Dataset entries:
** Begin **

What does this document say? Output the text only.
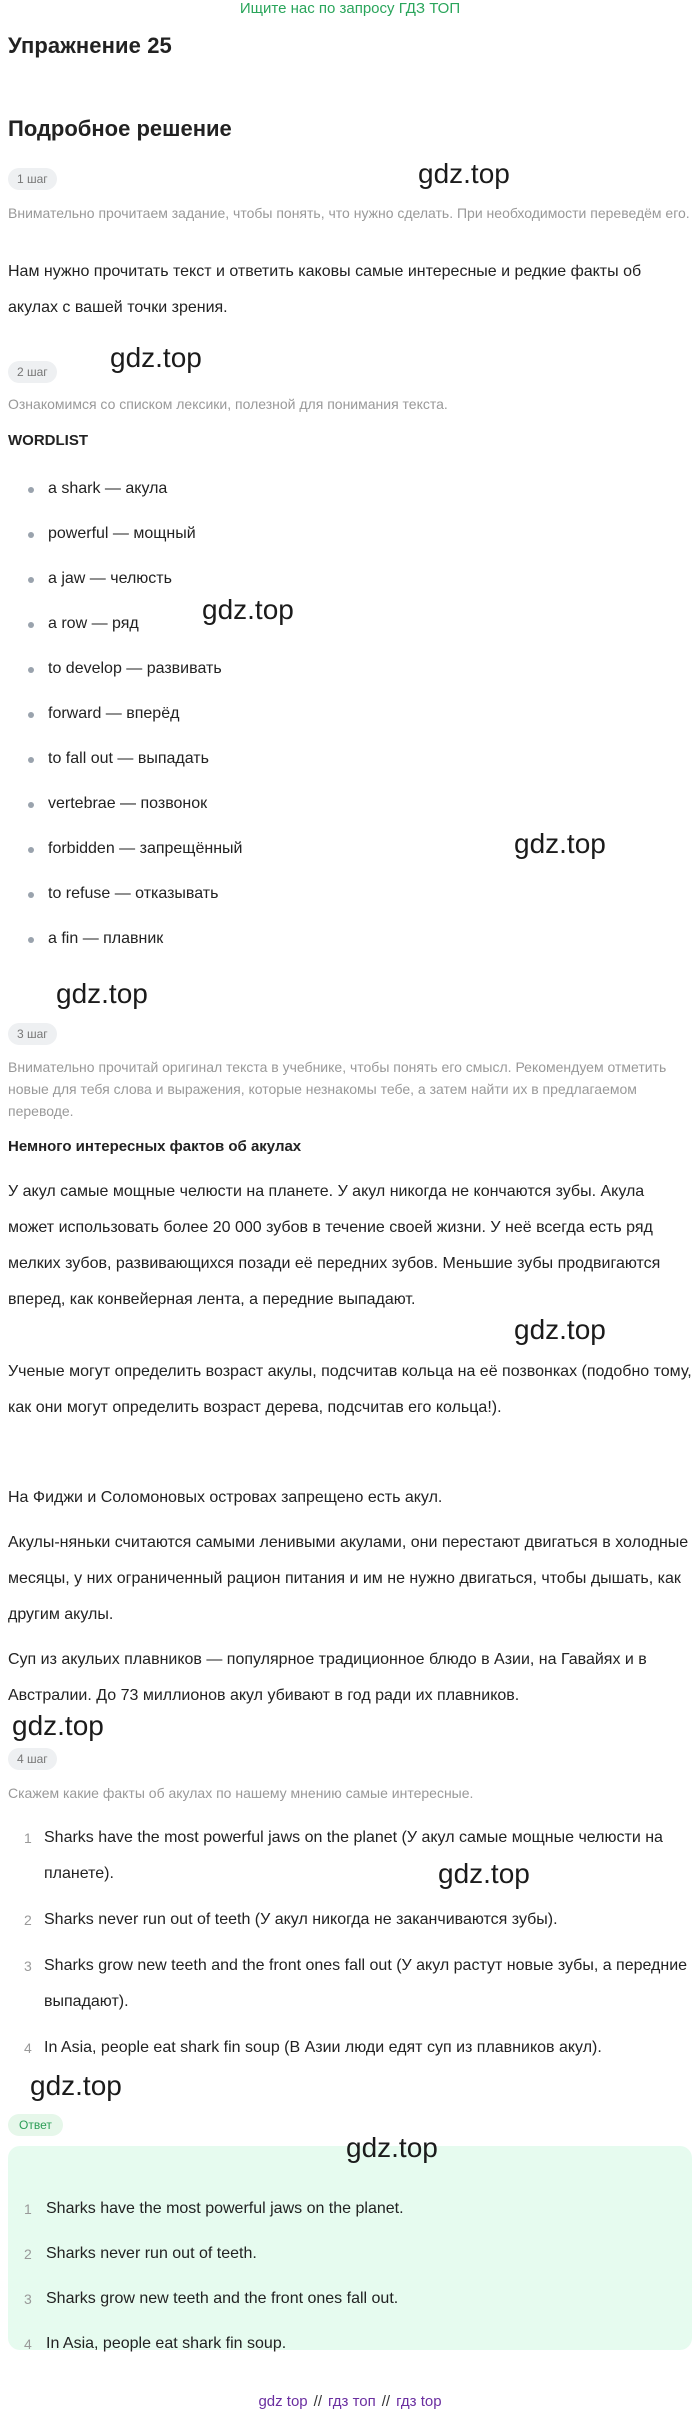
Ищите нас по запросу ГДЗ ТОП
Упражнение 25
Подробное решение
1 шаг

Внимательно прочитаем задание, чтобы понять, что нужно сделать. При необходимости переведём его.

Нам нужно прочитать текст и ответить каковы самые интересные и редкие факты об акулах с вашей точки зрения.

2 шаг

Ознакомимся со списком лексики, полезной для понимания текста.

WORDLIST
a shark — акула
powerful — мощный
a jaw — челюсть
a row — ряд
to develop — развивать
forward — вперёд
to fall out — выпадать
vertebrae — позвонок
forbidden — запрещённый
to refuse — отказывать
a fin — плавник
3 шаг

Внимательно прочитай оригинал текста в учебнике, чтобы понять его смысл. Рекомендуем отметить новые для тебя слова и выражения, которые незнакомы тебе, а затем найти их в предлагаемом переводе.

Немного интересных фактов об акулах

У акул самые мощные челюсти на планете. У акул никогда не кончаются зубы. Акула может использовать более 20 000 зубов в течение своей жизни. У неё всегда есть ряд мелких зубов, развивающихся позади её передних зубов. Меньшие зубы продвигаются вперед, как конвейерная лента, а передние выпадают.

Ученые могут определить возраст акулы, подсчитав кольца на её позвонках (подобно тому, как они могут определить возраст дерева, подсчитав его кольца!).

На Фиджи и Соломоновых островах запрещено есть акул.

Акулы-няньки считаются самыми ленивыми акулами, они перестают двигаться в холодные месяцы, у них ограниченный рацион питания и им не нужно двигаться, чтобы дышать, как другим акулы.

Суп из акульих плавников — популярное традиционное блюдо в Азии, на Гавайях и в Австралии. До 73 миллионов акул убивают в год ради их плавников.

4 шаг

Скажем какие факты об акулах по нашему мнению самые интересные.

1 Sharks have the most powerful jaws on the planet (У акул самые мощные челюсти на планете).
2 Sharks never run out of teeth (У акул никогда не заканчиваются зубы).
3 Sharks grow new teeth and the front ones fall out (У акул растут новые зубы, а передние выпадают).
4 In Asia, people eat shark fin soup (В Азии люди едят суп из плавников акул).
Ответ
1 Sharks have the most powerful jaws on the planet.
2 Sharks never run out of teeth.
3 Sharks grow new teeth and the front ones fall out.
4 In Asia, people eat shark fin soup.
gdz.top
gdz.top
gdz.top
gdz.top
gdz.top
gdz.top
gdz.top
gdz.top
gdz.top
gdz.top
gdz top // гдз топ // гдз top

** End **

To be done — The data above needs to be retyped exactly, with the images left out.

Full solution —
What does this document say? Output the text only.
Ищите нас по запросу ГДЗ ТОП
Упражнение 25
Подробное решение
1 шаг

Внимательно прочитаем задание, чтобы понять, что нужно сделать. При необходимости переведём его.

Нам нужно прочитать текст и ответить каковы самые интересные и редкие факты об акулах с вашей точки зрения.

2 шаг

Ознакомимся со списком лексики, полезной для понимания текста.

WORDLIST
a shark — акула
powerful — мощный
a jaw — челюсть
a row — ряд
to develop — развивать
forward — вперёд
to fall out — выпадать
vertebrae — позвонок
forbidden — запрещённый
to refuse — отказывать
a fin — плавник
3 шаг

Внимательно прочитай оригинал текста в учебнике, чтобы понять его смысл. Рекомендуем отметить новые для тебя слова и выражения, которые незнакомы тебе, а затем найти их в предлагаемом переводе.

Немного интересных фактов об акулах

У акул самые мощные челюсти на планете. У акул никогда не кончаются зубы. Акула может использовать более 20 000 зубов в течение своей жизни. У неё всегда есть ряд мелких зубов, развивающихся позади её передних зубов. Меньшие зубы продвигаются вперед, как конвейерная лента, а передние выпадают.

Ученые могут определить возраст акулы, подсчитав кольца на её позвонках (подобно тому, как они могут определить возраст дерева, подсчитав его кольца!).

На Фиджи и Соломоновых островах запрещено есть акул.

Акулы-няньки считаются самыми ленивыми акулами, они перестают двигаться в холодные месяцы, у них ограниченный рацион питания и им не нужно двигаться, чтобы дышать, как другим акулы.

Суп из акульих плавников — популярное традиционное блюдо в Азии, на Гавайях и в Австралии. До 73 миллионов акул убивают в год ради их плавников.

4 шаг

Скажем какие факты об акулах по нашему мнению самые интересные.

1 Sharks have the most powerful jaws on the planet (У акул самые мощные челюсти на планете).
2 Sharks never run out of teeth (У акул никогда не заканчиваются зубы).
3 Sharks grow new teeth and the front ones fall out (У акул растут новые зубы, а передние выпадают).
4 In Asia, people eat shark fin soup (В Азии люди едят суп из плавников акул).
Ответ
1 Sharks have the most powerful jaws on the planet.
2 Sharks never run out of teeth.
3 Sharks grow new teeth and the front ones fall out.
4 In Asia, people eat shark fin soup.
gdz.top
gdz.top
gdz.top
gdz.top
gdz.top
gdz.top
gdz.top
gdz.top
gdz.top
gdz.top
gdz top // гдз топ // гдз top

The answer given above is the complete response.